• _DIRECTIONS_
Starting at the line that holds "Parse this chart and return its data as JSON.", copy every line exactly through the end of the data, and no others.

• _MATERIAL_

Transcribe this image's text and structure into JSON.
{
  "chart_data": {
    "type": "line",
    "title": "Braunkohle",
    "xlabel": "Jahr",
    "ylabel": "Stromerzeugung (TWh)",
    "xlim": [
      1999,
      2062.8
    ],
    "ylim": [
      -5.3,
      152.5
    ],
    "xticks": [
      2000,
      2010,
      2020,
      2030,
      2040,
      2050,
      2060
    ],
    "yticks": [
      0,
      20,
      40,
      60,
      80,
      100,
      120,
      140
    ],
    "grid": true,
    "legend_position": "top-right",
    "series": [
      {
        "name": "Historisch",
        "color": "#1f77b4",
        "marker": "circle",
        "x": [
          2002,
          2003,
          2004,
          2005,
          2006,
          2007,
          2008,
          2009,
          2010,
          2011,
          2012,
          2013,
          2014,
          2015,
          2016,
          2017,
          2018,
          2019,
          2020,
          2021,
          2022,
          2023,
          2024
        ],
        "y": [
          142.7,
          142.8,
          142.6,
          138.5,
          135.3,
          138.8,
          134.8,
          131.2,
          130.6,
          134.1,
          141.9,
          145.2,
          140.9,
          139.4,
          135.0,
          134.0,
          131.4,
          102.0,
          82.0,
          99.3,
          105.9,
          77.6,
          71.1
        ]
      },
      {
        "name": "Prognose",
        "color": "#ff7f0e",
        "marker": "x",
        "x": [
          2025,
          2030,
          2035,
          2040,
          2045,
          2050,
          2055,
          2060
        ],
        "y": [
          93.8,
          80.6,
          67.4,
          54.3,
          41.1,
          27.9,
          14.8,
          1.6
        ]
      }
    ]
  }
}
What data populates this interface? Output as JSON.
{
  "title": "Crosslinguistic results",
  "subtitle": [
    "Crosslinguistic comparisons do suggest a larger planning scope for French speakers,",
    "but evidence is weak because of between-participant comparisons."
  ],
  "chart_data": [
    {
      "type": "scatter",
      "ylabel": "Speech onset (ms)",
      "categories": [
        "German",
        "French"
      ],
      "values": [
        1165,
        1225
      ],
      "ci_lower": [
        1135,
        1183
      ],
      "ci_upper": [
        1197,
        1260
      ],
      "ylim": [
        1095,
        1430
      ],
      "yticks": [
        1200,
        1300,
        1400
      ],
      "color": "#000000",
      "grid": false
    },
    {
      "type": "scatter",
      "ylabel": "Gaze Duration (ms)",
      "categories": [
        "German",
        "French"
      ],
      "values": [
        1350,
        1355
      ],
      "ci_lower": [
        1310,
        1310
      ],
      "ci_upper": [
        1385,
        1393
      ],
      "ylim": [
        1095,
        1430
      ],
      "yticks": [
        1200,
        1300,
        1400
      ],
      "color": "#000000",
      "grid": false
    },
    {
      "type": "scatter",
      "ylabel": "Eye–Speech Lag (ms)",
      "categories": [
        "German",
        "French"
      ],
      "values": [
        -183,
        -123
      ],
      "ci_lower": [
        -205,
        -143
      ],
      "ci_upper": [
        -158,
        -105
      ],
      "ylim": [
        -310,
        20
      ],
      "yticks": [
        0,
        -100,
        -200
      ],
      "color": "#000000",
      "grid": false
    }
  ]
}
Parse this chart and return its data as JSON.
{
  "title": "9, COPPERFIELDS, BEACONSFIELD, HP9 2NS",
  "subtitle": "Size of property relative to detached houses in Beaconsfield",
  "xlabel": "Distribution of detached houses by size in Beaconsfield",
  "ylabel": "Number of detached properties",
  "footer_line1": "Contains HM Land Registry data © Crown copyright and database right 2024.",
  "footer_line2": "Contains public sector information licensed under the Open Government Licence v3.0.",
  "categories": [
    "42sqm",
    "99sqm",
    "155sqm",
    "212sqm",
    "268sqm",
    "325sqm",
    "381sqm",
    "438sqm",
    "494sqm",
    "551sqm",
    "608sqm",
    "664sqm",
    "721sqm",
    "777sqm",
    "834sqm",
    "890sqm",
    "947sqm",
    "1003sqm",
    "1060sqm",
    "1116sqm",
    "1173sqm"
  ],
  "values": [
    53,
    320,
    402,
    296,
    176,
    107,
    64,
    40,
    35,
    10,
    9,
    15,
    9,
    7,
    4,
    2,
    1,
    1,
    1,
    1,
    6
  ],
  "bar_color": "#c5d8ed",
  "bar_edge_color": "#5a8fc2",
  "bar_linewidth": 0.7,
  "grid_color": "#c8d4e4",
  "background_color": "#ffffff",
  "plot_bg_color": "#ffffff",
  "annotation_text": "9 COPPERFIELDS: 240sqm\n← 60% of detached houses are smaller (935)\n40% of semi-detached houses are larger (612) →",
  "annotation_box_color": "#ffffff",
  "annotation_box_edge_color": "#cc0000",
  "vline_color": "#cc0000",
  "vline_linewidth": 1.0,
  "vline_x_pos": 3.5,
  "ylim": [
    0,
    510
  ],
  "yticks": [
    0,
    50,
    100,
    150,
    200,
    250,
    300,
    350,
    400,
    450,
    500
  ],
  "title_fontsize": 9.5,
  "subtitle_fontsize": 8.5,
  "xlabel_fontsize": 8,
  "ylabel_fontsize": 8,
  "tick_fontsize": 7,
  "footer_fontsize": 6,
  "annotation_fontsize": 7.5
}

• _TASK SOLUTION_
Parse this chart and return its data as JSON.
{
  "title": "9, COPPERFIELDS, BEACONSFIELD, HP9 2NS",
  "subtitle": "Size of property relative to detached houses in Beaconsfield",
  "xlabel": "Distribution of detached houses by size in Beaconsfield",
  "ylabel": "Number of detached properties",
  "footer_line1": "Contains HM Land Registry data © Crown copyright and database right 2024.",
  "footer_line2": "Contains public sector information licensed under the Open Government Licence v3.0.",
  "categories": [
    "42sqm",
    "99sqm",
    "155sqm",
    "212sqm",
    "268sqm",
    "325sqm",
    "381sqm",
    "438sqm",
    "494sqm",
    "551sqm",
    "608sqm",
    "664sqm",
    "721sqm",
    "777sqm",
    "834sqm",
    "890sqm",
    "947sqm",
    "1003sqm",
    "1060sqm",
    "1116sqm",
    "1173sqm"
  ],
  "values": [
    53,
    320,
    402,
    296,
    176,
    107,
    64,
    40,
    35,
    10,
    9,
    15,
    9,
    7,
    4,
    2,
    1,
    1,
    1,
    1,
    6
  ],
  "bar_color": "#c5d8ed",
  "bar_edge_color": "#5a8fc2",
  "bar_linewidth": 0.7,
  "grid_color": "#c8d4e4",
  "background_color": "#ffffff",
  "plot_bg_color": "#ffffff",
  "annotation_text": "9 COPPERFIELDS: 240sqm\n← 60% of detached houses are smaller (935)\n40% of semi-detached houses are larger (612) →",
  "annotation_box_color": "#ffffff",
  "annotation_box_edge_color": "#cc0000",
  "vline_color": "#cc0000",
  "vline_linewidth": 1.0,
  "vline_x_pos": 3.5,
  "ylim": [
    0,
    510
  ],
  "yticks": [
    0,
    50,
    100,
    150,
    200,
    250,
    300,
    350,
    400,
    450,
    500
  ],
  "title_fontsize": 9.5,
  "subtitle_fontsize": 8.5,
  "xlabel_fontsize": 8,
  "ylabel_fontsize": 8,
  "tick_fontsize": 7,
  "footer_fontsize": 6,
  "annotation_fontsize": 7.5
}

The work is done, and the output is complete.